DO THIS: Go through the entries below and collect each line with the string "JSON" in it.

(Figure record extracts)
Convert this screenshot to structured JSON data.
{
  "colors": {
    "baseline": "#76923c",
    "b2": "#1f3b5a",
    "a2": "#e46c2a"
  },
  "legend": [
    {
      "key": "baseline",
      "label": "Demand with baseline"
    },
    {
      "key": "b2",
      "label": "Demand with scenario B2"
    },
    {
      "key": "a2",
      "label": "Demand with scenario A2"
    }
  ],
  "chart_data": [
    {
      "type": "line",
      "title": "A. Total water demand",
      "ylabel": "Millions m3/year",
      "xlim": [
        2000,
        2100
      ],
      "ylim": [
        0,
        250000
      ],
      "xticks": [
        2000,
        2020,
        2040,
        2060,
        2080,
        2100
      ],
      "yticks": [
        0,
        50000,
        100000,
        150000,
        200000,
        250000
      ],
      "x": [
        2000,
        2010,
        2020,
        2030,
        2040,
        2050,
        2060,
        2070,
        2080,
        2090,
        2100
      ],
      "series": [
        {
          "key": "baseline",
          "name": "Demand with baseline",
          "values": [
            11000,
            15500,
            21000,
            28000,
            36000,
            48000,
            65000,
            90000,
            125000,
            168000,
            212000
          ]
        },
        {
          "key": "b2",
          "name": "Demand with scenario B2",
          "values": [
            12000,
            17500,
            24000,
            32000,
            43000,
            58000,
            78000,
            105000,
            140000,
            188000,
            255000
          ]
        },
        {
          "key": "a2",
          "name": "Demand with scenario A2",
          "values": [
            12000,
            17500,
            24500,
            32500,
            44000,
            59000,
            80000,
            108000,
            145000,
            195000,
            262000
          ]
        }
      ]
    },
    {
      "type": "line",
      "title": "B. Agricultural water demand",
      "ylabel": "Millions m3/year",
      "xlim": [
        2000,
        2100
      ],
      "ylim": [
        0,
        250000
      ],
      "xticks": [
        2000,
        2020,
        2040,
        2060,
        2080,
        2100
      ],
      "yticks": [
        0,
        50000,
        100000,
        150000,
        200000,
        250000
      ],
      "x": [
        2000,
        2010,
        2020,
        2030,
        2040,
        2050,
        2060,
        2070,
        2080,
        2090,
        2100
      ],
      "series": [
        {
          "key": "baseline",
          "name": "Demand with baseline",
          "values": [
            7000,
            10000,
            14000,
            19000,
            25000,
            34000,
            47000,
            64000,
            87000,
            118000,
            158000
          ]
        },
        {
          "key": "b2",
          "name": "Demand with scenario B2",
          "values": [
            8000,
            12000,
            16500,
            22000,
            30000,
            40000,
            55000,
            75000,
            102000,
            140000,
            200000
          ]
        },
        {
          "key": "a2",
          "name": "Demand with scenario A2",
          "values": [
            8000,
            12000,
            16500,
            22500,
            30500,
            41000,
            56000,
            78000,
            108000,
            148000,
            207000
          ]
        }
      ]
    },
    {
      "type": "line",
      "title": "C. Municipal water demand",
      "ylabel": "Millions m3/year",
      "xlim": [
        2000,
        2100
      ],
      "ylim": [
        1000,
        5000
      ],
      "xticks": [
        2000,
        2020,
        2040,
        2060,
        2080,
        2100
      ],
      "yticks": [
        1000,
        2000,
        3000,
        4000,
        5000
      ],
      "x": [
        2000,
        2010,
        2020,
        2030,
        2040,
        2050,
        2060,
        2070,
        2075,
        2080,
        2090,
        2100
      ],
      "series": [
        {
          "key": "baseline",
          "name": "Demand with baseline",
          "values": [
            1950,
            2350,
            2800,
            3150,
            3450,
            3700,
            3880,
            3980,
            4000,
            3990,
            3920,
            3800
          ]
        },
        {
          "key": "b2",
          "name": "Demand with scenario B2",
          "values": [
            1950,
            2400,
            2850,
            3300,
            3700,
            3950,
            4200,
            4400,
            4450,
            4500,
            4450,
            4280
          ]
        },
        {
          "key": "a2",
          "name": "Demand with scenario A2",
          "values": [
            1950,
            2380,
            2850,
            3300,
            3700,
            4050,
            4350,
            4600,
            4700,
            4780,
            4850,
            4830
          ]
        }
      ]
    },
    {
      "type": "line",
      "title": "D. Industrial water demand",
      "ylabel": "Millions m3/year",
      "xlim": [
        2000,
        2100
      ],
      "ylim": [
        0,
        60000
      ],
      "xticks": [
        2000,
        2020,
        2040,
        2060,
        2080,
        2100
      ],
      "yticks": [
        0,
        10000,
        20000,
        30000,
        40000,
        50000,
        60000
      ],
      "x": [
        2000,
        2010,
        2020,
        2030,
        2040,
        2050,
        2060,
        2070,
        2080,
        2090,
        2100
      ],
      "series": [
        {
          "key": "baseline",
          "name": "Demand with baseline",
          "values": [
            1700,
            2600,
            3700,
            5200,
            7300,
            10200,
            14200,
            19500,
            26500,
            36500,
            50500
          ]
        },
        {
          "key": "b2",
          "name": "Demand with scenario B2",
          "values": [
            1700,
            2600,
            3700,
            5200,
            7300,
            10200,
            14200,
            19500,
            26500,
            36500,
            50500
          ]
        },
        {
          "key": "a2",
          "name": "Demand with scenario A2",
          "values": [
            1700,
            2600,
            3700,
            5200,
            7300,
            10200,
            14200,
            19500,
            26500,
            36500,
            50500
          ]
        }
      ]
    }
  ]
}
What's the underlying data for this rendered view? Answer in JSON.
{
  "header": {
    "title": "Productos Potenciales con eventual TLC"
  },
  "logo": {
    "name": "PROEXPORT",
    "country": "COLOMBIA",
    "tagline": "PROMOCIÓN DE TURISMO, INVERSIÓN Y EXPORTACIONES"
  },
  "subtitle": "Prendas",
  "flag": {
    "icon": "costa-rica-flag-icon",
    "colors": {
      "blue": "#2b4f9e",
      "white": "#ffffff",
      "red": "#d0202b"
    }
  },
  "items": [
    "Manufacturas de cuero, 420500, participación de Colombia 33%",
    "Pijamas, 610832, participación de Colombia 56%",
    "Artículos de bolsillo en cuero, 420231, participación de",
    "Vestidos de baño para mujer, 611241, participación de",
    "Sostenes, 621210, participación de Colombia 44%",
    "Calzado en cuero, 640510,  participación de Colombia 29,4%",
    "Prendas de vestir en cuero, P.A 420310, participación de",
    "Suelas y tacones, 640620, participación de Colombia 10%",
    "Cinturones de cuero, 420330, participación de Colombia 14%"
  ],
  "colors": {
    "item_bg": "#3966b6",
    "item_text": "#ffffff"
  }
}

WRITTEN SOLUTION:
Convert this screenshot to structured JSON data.
What's the underlying data for this rendered view? Answer in JSON.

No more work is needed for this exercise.